_REQUIREMENTS_
Look through the lines below and extract any with the word "Sensitivity".

Lines of data
• • • •

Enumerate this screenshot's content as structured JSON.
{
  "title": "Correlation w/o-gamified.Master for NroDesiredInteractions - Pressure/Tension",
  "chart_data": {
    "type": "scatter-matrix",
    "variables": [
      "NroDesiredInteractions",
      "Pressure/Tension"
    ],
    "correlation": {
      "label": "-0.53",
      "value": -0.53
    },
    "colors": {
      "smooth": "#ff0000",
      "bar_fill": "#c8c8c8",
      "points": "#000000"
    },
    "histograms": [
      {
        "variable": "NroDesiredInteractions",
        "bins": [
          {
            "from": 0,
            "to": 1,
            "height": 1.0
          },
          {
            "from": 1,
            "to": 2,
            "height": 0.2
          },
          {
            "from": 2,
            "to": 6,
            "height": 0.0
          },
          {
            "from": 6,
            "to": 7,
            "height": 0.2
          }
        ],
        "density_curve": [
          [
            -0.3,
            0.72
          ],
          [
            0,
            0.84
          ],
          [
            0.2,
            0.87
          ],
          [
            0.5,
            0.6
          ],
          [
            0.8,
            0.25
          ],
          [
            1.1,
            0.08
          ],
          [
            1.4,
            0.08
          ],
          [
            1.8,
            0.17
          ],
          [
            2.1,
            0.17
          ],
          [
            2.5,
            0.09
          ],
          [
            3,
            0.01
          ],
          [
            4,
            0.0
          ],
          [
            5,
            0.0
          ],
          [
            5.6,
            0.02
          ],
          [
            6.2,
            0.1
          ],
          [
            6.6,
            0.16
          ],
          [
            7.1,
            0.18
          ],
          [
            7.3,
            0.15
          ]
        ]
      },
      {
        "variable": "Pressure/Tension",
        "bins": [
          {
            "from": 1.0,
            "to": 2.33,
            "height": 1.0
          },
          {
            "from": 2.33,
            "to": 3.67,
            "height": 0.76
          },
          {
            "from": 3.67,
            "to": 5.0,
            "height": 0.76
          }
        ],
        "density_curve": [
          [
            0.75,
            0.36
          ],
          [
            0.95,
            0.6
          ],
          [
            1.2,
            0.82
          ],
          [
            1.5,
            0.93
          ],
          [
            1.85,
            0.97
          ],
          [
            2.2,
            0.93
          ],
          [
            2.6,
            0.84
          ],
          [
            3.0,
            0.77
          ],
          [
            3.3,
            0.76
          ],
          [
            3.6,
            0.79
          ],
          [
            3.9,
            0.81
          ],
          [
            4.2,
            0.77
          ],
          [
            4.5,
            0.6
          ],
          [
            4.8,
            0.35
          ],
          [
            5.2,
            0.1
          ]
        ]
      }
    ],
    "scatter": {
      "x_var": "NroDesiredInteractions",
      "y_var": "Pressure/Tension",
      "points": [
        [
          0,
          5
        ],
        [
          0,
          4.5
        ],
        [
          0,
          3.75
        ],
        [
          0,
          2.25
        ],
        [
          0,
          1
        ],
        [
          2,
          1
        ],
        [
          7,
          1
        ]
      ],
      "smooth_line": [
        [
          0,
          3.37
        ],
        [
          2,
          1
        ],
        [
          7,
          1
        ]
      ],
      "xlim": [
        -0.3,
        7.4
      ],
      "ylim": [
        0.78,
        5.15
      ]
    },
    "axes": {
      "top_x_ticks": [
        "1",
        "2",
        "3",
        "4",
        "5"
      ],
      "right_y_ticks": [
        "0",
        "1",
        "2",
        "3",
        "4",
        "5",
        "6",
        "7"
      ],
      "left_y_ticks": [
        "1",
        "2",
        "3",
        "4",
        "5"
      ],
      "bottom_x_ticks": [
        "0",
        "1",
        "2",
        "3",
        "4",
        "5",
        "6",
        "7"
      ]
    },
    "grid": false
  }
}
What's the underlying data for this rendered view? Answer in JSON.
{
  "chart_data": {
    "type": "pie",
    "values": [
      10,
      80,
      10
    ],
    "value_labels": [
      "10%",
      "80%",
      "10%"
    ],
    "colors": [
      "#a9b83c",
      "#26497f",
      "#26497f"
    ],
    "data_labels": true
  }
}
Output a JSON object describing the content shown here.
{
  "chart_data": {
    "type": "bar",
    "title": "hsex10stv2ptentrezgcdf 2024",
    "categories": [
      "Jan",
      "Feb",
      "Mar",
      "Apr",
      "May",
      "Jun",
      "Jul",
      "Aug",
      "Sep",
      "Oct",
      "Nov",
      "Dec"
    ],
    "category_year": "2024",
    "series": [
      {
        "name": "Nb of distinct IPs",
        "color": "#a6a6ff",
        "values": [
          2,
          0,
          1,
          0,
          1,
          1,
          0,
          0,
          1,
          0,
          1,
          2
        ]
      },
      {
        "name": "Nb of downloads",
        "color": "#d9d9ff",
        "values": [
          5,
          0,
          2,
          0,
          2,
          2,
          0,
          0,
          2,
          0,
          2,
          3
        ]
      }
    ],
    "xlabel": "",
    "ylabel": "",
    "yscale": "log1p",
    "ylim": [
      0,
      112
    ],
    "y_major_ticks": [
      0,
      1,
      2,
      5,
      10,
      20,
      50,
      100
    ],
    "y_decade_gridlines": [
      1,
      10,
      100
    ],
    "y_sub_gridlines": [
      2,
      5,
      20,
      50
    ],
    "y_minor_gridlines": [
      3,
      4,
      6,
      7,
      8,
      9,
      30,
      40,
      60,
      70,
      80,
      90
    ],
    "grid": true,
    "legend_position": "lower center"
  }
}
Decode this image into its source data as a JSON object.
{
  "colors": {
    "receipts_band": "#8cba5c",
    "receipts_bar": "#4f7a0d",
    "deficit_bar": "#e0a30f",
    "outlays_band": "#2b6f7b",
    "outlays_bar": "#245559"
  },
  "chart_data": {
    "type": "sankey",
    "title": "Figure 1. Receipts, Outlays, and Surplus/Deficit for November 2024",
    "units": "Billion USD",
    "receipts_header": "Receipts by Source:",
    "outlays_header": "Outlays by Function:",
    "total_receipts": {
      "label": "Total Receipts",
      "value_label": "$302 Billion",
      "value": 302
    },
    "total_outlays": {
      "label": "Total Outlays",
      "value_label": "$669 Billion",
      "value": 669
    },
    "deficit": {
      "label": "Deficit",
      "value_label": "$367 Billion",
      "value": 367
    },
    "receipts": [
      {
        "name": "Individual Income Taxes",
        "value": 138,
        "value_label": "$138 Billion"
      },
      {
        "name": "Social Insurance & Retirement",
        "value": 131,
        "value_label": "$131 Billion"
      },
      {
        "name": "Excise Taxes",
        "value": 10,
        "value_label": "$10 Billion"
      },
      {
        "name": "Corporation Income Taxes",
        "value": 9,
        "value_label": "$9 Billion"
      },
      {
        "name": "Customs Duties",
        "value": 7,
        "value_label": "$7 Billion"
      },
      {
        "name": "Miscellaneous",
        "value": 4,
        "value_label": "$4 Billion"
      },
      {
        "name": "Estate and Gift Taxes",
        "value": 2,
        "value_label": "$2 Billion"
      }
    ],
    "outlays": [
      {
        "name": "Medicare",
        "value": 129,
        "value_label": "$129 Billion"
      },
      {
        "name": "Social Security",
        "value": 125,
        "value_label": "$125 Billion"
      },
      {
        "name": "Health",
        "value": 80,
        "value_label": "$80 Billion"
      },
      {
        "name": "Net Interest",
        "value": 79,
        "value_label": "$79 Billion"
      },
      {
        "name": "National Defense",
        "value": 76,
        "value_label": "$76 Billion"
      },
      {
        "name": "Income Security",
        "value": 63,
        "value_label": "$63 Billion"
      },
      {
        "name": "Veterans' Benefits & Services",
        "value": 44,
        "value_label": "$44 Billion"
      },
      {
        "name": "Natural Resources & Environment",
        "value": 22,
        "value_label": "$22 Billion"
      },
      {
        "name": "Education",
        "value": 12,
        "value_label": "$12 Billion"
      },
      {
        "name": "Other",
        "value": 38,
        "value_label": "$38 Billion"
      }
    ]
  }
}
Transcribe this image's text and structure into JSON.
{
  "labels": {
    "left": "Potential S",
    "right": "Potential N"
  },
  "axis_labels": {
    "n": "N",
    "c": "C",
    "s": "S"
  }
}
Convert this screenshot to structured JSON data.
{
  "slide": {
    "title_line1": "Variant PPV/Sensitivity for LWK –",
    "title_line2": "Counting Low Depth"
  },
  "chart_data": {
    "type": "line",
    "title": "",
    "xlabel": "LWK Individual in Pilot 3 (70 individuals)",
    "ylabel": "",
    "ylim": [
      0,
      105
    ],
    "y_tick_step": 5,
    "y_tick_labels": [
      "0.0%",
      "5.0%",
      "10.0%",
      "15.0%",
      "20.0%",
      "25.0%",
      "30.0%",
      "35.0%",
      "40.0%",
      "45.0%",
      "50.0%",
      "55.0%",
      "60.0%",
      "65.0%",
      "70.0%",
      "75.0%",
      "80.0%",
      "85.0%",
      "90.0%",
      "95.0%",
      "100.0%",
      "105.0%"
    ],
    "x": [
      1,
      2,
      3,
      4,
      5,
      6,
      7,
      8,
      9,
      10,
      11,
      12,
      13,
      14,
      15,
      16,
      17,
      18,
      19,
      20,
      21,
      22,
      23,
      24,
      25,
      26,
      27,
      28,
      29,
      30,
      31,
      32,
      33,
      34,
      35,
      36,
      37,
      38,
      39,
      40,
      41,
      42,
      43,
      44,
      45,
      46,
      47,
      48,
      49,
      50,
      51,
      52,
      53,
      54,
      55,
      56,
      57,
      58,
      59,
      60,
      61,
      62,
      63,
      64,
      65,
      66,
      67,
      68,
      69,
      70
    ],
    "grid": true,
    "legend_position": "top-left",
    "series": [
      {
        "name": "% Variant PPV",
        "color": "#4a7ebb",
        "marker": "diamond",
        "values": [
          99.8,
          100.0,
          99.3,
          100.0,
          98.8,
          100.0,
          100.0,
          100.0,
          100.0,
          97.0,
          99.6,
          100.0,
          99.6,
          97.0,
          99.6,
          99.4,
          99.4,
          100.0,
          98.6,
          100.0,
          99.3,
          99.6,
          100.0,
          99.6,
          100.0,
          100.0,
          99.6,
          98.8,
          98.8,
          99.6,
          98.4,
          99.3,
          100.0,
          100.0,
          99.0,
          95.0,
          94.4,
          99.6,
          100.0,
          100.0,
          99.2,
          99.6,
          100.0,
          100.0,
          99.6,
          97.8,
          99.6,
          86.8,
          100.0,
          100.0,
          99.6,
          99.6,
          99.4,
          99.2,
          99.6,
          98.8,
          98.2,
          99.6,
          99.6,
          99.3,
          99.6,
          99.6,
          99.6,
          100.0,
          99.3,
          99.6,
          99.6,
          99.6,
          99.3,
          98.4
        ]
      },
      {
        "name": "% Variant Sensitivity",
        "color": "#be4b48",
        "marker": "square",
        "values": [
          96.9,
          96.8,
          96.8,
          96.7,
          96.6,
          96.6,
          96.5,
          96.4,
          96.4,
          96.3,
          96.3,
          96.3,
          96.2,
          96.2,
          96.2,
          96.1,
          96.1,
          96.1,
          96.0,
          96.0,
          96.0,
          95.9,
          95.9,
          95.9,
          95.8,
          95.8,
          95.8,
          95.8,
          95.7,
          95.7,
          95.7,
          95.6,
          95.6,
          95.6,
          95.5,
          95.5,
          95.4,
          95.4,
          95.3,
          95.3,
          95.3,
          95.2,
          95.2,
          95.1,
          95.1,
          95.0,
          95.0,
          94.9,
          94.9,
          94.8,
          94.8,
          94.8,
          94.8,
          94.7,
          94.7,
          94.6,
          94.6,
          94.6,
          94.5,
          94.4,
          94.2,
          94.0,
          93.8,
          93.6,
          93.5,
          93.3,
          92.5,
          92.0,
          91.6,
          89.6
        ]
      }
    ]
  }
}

• • • •

_WRITTEN RESPONSE_
    "title_line1": "Variant PPV/Sensitivity for LWK –",
        "name": "% Variant Sensitivity",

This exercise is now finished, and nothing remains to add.